Exercise materials =
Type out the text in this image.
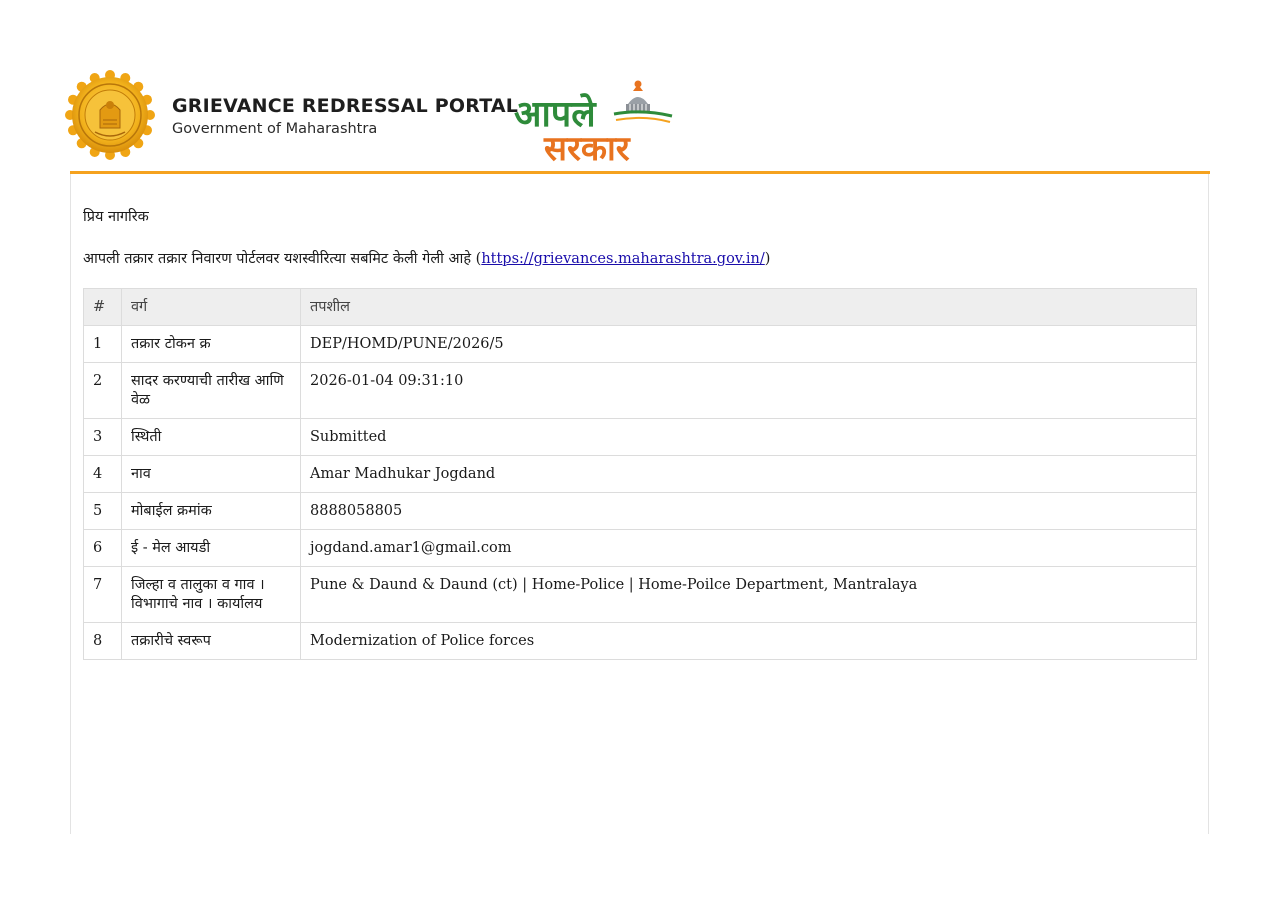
GRIEVANCE REDRESSAL PORTAL
Government of Maharashtra	आपले
सरकार
प्रिय नागरिक
आपली तक्रार तक्रार निवारण पोर्टलवर यशस्वीरित्या सबमिट केली गेली आहे (https://grievances.maharashtra.gov.in/)
#	वर्ग	तपशील
1	तक्रार टोकन क्र	DEP/HOMD/PUNE/2026/5
2	सादर करण्याची तारीख आणि वेळ	2026-01-04 09:31:10
3	स्थिती	Submitted
4	नाव	Amar Madhukar Jogdand
5	मोबाईल क्रमांक	8888058805
6	ई - मेल आयडी	jogdand.amar1@gmail.com
7	जिल्हा व तालुका व गाव । विभागाचे नाव । कार्यालय	Pune & Daund & Daund (ct) | Home-Police | Home-Poilce Department, Mantralaya
8	तक्रारीचे स्वरूप	Modernization of Police forces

Your objective = Copy every line of the records above that contains "Police".

Exercise answer =
7	जिल्हा व तालुका व गाव । विभागाचे नाव । कार्यालय	Pune & Daund & Daund (ct) | Home-Police | Home-Poilce Department, Mantralaya
8	तक्रारीचे स्वरूप	Modernization of Police forces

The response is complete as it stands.